- _Records provided_:
———

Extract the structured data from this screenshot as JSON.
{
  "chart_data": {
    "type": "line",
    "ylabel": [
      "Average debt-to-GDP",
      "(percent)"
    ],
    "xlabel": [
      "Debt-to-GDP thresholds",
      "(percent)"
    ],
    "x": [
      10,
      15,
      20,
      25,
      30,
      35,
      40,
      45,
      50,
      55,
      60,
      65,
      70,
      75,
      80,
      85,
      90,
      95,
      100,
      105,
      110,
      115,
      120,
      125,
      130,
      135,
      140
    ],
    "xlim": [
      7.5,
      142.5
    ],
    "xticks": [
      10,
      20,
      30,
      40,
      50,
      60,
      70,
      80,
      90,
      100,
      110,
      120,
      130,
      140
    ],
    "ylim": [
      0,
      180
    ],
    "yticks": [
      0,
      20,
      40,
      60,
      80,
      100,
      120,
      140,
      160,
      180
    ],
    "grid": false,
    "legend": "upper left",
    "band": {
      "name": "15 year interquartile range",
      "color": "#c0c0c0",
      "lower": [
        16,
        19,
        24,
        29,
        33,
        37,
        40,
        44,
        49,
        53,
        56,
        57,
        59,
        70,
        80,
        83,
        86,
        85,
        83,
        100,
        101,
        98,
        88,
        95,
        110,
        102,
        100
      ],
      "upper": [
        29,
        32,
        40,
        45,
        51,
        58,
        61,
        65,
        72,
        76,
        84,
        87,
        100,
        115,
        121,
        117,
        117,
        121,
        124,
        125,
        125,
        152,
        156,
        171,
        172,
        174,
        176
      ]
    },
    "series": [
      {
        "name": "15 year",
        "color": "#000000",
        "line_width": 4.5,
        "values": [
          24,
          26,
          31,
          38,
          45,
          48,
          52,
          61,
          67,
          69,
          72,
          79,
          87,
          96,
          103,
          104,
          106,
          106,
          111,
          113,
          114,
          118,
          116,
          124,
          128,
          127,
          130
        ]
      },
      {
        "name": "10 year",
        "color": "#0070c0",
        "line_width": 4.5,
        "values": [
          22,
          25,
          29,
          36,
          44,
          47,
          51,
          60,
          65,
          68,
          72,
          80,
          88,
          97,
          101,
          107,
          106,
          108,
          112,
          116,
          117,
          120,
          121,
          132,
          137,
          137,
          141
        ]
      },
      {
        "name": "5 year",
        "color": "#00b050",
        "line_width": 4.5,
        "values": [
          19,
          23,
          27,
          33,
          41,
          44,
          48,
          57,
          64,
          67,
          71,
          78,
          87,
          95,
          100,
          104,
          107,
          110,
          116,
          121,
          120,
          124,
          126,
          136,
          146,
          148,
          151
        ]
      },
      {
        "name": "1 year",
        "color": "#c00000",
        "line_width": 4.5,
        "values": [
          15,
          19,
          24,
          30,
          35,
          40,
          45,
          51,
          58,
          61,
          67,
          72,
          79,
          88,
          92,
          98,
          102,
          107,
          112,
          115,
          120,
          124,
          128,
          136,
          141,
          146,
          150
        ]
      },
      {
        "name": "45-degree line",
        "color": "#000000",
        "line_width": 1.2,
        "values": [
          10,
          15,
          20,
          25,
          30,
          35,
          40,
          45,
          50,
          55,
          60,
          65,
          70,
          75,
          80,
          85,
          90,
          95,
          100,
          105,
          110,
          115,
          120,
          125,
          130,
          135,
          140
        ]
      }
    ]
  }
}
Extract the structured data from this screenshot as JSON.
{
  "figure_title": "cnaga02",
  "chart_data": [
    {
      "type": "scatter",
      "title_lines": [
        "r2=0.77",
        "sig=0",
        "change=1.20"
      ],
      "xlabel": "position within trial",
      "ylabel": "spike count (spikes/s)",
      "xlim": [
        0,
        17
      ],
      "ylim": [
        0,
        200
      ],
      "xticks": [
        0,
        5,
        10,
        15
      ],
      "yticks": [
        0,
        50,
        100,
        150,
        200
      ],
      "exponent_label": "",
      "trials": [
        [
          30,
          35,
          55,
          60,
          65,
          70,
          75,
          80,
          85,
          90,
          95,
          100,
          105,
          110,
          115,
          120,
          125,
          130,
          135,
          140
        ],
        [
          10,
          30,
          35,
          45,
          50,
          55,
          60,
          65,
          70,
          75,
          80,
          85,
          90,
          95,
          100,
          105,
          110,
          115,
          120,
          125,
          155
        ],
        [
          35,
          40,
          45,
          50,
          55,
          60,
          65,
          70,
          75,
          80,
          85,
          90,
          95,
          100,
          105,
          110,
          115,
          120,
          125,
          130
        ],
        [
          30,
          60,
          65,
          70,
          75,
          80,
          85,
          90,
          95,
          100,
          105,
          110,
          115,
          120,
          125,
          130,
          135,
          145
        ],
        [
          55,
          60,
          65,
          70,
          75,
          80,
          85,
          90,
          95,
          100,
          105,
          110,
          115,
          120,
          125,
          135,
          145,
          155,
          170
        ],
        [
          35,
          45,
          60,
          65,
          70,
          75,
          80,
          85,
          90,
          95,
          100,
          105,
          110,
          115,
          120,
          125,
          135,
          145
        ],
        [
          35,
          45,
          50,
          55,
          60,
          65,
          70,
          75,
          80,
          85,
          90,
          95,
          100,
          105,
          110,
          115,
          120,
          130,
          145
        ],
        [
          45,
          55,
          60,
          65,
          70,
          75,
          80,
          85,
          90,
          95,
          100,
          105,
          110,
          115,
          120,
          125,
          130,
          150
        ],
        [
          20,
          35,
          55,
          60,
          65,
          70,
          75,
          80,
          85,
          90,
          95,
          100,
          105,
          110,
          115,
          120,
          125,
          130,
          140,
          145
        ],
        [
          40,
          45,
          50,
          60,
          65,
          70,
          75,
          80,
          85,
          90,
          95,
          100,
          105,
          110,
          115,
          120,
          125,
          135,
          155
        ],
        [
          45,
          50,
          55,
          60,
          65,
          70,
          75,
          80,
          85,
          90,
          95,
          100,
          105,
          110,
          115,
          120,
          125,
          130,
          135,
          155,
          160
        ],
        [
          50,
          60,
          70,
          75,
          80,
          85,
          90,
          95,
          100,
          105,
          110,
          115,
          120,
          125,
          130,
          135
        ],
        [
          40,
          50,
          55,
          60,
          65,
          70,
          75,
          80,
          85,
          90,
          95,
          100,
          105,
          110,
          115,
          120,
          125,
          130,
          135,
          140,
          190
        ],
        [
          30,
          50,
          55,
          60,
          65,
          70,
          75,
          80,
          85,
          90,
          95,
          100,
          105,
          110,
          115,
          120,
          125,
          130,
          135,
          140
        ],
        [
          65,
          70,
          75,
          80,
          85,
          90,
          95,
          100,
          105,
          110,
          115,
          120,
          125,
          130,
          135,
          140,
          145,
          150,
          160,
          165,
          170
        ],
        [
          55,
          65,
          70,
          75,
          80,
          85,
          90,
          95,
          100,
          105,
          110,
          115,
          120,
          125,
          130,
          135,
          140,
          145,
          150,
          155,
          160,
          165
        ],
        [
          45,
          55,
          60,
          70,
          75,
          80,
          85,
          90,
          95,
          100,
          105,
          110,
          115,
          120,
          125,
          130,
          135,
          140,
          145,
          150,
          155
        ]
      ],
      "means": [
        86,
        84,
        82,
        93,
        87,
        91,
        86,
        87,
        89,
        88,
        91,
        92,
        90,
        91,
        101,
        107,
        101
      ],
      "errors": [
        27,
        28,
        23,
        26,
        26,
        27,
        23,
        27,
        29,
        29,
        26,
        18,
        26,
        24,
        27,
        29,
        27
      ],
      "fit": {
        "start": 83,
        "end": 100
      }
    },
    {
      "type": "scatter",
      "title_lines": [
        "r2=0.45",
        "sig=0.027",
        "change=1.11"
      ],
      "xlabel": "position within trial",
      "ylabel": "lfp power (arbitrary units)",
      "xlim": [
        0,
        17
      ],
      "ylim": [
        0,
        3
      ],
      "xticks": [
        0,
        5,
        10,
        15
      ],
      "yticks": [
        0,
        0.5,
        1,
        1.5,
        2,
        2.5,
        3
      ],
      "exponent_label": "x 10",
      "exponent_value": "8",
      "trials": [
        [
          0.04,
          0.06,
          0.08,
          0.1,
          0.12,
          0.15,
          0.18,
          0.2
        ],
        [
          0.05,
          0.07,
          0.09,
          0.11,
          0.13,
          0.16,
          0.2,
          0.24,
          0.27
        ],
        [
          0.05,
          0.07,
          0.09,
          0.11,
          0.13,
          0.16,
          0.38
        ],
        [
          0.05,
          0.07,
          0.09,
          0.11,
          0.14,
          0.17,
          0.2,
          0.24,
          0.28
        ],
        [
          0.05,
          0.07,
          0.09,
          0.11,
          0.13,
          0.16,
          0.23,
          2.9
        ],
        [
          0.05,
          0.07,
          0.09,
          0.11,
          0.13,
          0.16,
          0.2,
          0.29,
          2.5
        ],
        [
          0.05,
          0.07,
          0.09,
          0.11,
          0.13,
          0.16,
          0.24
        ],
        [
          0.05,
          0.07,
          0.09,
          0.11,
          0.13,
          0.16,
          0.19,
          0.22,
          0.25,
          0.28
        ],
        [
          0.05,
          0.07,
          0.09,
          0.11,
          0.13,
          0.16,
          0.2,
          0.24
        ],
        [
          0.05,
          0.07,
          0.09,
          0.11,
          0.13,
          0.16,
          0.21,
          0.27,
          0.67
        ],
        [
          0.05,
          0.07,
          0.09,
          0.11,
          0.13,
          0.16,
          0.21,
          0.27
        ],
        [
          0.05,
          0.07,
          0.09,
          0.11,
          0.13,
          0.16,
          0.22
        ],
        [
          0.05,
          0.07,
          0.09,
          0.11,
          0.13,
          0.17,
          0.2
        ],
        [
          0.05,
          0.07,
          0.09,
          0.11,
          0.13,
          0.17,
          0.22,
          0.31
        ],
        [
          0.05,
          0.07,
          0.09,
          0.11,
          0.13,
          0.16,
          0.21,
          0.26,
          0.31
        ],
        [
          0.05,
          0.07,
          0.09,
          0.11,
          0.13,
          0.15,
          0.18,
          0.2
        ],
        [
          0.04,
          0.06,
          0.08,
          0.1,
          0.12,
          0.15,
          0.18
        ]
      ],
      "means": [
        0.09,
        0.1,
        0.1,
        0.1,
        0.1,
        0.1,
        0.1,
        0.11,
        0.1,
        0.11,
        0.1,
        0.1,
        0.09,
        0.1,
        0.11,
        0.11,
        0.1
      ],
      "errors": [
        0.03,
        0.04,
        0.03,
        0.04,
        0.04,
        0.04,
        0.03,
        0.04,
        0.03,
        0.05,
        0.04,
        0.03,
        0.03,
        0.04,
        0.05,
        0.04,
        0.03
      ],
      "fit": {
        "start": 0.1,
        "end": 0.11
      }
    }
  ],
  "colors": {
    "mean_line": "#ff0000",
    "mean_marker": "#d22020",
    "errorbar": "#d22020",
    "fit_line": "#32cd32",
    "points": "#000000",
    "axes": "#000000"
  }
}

———

- _Exercise details_: Answer only with how many lines in the records include "year".

- _Right answer_: 5